[Begin Available records]

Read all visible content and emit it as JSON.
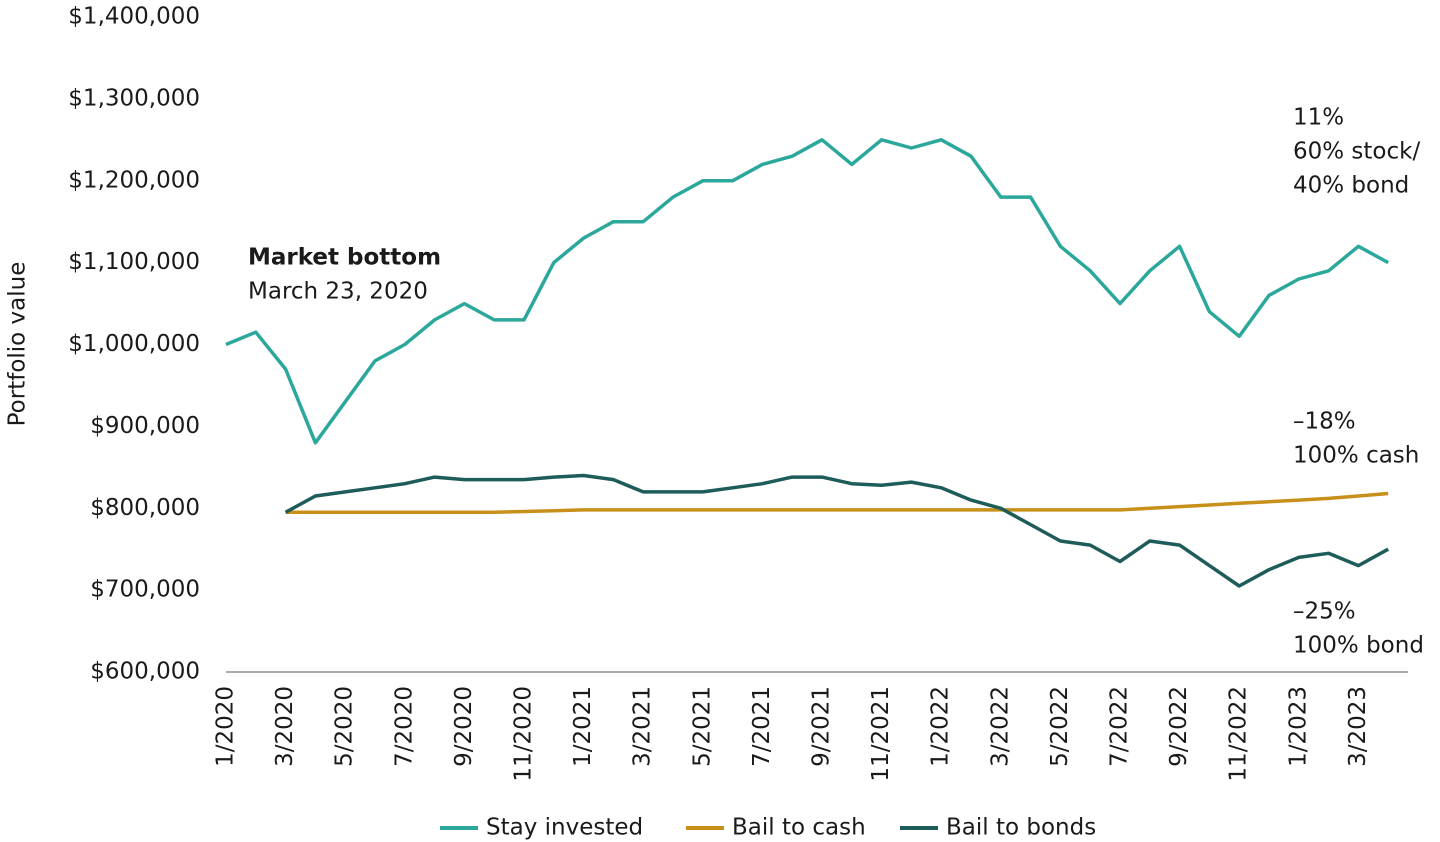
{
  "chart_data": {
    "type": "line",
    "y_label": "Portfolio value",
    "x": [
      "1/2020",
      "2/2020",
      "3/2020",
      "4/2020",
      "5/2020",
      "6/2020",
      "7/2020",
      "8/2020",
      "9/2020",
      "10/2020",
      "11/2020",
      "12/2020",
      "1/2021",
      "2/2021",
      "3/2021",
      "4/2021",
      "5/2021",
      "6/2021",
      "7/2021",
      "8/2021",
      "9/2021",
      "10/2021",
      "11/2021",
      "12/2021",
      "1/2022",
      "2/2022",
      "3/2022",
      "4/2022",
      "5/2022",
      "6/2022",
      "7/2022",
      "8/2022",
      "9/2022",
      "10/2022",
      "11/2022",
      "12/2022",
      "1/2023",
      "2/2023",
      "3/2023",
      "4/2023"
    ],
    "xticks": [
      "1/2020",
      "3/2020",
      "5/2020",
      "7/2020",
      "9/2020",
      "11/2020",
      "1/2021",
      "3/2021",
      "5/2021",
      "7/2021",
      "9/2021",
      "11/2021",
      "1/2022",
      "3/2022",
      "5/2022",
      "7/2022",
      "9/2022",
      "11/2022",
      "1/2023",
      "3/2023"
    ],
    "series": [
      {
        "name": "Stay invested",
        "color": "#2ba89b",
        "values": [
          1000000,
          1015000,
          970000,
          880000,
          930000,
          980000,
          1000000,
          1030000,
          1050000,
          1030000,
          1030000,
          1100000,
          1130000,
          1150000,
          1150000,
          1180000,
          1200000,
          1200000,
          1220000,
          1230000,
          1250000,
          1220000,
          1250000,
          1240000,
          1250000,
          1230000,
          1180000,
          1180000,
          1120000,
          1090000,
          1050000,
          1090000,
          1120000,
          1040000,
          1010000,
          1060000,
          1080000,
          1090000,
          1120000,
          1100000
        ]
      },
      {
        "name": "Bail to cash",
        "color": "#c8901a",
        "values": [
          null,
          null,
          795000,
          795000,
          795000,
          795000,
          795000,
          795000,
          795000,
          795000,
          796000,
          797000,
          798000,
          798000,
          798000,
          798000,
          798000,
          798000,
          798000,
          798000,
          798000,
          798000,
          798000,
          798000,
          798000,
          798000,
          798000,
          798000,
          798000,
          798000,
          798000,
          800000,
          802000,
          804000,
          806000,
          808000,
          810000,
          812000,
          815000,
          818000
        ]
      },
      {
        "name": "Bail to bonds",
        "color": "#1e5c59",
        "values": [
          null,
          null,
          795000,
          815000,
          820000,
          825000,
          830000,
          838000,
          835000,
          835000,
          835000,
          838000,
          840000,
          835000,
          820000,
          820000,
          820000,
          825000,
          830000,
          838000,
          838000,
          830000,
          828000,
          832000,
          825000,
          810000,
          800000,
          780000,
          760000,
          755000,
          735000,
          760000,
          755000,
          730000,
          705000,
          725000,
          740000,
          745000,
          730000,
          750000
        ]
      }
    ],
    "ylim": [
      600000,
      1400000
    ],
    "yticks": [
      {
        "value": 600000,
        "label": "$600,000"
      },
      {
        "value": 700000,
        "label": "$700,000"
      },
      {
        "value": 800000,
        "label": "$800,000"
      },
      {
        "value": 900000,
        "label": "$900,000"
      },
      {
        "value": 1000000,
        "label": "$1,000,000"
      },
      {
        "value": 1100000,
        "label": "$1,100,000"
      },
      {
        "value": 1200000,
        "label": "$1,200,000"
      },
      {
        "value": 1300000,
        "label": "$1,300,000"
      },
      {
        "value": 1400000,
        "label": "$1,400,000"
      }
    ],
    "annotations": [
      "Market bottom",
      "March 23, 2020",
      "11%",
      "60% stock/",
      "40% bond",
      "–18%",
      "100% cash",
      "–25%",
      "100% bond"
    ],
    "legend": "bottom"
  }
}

[End Available records]
[Begin Available records]

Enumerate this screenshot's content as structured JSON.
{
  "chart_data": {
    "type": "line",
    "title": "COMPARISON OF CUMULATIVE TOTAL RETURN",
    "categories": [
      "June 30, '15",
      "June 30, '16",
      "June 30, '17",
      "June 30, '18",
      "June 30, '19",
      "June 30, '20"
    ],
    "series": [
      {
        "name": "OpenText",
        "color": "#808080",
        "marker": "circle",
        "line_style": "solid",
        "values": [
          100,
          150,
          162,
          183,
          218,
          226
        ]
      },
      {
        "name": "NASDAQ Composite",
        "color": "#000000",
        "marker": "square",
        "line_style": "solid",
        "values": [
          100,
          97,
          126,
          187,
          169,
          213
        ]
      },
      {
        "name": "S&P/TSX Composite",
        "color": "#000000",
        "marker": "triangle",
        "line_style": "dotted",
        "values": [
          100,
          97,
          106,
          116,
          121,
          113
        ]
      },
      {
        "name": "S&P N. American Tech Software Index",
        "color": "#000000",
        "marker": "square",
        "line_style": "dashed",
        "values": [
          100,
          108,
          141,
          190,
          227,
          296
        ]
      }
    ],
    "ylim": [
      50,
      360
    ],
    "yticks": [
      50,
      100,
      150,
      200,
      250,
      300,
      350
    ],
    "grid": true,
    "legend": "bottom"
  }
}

[End Available records]

▸ Aim of the exercise
All lines above containing the string "JSON" are to be collected.

▸ Answer to the problem
Read all visible content and emit it as JSON.
Enumerate this screenshot's content as structured JSON.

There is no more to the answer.